MATERIALS PROVIDED.
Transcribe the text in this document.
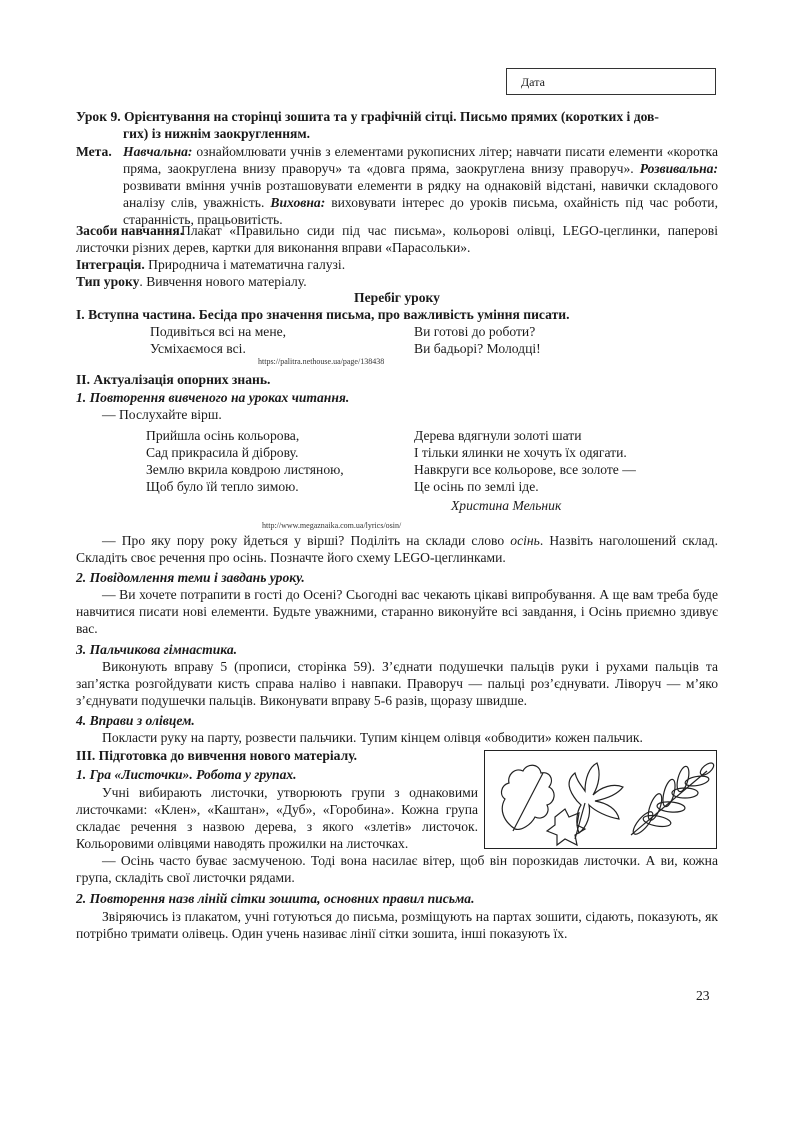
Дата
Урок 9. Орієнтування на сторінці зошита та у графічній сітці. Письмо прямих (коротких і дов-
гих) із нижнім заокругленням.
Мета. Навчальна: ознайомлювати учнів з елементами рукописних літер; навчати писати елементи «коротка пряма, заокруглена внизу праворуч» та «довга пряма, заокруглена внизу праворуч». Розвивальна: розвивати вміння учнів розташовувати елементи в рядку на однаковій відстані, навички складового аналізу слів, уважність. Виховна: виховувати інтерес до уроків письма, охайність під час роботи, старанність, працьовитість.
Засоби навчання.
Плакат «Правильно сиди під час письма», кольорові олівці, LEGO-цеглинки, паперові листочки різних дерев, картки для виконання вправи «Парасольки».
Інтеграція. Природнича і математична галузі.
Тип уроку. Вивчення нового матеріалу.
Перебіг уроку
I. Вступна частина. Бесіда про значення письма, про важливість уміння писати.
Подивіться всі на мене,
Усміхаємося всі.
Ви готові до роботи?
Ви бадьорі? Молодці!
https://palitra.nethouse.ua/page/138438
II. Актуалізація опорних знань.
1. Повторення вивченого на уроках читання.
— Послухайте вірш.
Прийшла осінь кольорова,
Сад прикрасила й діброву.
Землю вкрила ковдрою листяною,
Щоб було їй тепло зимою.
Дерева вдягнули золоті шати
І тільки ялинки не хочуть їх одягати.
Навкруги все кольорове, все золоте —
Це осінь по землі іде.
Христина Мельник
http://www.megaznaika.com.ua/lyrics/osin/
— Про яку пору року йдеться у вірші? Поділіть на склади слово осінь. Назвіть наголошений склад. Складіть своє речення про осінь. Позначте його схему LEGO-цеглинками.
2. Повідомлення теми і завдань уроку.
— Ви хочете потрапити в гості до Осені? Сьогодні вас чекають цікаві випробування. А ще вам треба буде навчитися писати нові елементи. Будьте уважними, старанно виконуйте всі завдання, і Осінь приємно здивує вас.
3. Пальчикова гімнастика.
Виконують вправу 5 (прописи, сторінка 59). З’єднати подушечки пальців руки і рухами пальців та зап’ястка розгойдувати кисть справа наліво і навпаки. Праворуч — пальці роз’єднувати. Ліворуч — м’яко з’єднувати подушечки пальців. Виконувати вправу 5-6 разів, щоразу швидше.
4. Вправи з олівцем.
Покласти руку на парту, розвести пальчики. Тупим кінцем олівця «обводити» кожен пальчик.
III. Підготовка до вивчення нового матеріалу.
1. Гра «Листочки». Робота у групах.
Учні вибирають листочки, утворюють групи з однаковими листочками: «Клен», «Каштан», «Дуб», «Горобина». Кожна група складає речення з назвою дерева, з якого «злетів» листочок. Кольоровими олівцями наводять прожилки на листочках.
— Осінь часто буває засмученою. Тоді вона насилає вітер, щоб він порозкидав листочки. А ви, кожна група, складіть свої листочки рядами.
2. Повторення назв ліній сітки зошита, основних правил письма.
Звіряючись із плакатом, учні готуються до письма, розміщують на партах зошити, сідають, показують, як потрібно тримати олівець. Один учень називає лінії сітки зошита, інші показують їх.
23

---

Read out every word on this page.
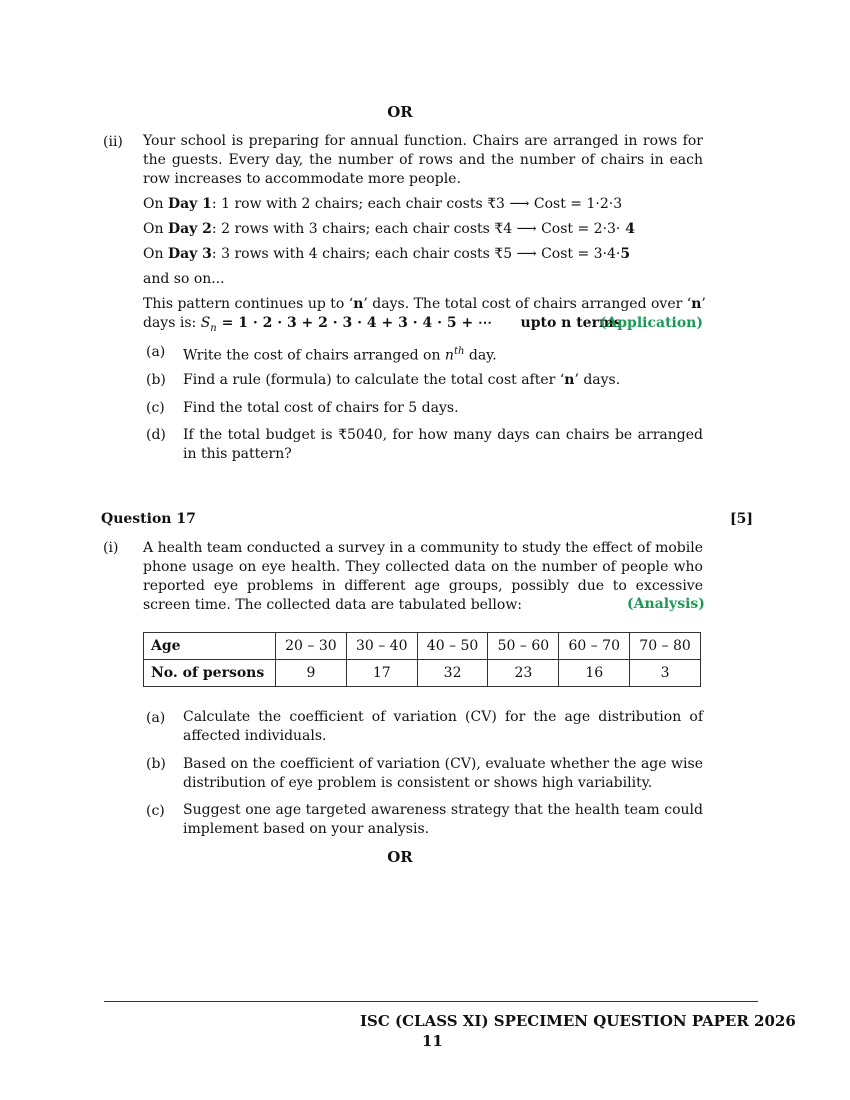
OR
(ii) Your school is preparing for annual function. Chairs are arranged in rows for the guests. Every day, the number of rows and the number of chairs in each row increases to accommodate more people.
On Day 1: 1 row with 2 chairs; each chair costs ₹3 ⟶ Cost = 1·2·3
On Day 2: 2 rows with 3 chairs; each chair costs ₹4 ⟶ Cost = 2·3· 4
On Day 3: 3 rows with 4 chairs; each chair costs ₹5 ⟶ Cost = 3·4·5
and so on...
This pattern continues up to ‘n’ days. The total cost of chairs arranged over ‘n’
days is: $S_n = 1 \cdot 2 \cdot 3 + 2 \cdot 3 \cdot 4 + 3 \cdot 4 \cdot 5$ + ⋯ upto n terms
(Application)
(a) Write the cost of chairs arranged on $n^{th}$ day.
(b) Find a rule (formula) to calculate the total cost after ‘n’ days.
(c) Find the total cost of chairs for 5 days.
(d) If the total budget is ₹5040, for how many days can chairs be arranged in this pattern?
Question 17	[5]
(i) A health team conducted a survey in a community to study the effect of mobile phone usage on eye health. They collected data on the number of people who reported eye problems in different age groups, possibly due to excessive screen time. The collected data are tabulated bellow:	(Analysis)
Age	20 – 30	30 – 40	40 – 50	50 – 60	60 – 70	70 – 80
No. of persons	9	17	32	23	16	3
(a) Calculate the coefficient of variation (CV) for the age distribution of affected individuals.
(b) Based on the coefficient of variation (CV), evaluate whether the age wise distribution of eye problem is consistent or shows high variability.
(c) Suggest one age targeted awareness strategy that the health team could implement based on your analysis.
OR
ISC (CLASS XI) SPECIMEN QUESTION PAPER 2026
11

PROBLEM TO SOLVE. Isolate the lines above that contain the word "costs" and copy them.

ANSWER TO THIS TASK.
On Day 1: 1 row with 2 chairs; each chair costs ₹3 ⟶ Cost = 1·2·3
On Day 2: 2 rows with 3 chairs; each chair costs ₹4 ⟶ Cost = 2·3· 4
On Day 3: 3 rows with 4 chairs; each chair costs ₹5 ⟶ Cost = 3·4·5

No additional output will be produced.